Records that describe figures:
╭──

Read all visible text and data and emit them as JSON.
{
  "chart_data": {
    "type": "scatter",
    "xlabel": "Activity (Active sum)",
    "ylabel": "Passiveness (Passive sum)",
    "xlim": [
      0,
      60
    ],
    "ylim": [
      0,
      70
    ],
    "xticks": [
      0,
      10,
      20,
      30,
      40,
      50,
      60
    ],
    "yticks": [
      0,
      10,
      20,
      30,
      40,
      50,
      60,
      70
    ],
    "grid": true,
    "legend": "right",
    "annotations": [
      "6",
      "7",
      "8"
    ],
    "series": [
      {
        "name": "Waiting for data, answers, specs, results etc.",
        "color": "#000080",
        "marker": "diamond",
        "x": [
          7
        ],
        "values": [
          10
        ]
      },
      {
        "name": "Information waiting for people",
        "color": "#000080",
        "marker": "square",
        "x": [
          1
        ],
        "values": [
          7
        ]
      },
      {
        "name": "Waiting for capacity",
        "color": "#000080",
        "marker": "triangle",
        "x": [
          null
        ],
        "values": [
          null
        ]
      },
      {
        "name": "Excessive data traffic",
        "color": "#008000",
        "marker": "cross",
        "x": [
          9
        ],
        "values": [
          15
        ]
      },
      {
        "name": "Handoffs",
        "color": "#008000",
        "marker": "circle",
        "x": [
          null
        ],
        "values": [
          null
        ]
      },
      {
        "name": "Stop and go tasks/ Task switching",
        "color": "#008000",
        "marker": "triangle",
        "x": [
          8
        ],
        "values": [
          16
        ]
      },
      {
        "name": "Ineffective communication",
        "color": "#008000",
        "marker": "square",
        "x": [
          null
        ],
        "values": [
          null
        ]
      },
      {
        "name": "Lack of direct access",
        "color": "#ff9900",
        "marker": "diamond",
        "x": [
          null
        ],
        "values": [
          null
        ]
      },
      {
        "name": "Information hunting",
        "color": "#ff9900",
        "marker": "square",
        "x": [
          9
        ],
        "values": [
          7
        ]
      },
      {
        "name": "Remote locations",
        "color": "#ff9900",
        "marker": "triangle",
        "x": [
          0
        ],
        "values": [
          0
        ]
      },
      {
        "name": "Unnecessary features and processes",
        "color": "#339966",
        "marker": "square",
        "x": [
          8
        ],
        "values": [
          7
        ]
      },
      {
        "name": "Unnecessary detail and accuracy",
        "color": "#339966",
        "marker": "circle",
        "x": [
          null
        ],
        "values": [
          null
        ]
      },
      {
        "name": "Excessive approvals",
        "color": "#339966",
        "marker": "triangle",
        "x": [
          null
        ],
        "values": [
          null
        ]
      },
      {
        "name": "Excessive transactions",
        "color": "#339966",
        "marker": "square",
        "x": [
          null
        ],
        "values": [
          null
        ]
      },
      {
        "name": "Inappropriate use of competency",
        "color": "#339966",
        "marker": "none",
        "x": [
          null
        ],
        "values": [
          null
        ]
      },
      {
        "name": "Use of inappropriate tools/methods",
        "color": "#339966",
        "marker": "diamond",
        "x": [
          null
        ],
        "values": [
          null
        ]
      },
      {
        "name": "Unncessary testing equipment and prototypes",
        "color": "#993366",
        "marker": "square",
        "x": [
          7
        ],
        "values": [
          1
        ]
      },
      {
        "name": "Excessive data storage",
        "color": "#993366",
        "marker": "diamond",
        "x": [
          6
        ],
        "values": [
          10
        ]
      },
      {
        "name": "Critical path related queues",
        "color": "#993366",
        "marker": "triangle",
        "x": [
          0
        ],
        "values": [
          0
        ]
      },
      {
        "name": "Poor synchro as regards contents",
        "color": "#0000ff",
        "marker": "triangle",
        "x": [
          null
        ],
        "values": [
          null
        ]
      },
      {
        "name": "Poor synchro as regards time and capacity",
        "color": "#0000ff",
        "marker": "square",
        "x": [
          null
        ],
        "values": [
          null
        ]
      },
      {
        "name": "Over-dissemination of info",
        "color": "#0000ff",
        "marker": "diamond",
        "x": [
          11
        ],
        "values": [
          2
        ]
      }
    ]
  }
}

╰──

▸ **Problem statement**: Where a line above holds the string "synchro", show that line.

▸ **Final result**:
        "name": "Poor synchro as regards contents",
        "name": "Poor synchro as regards time and capacity",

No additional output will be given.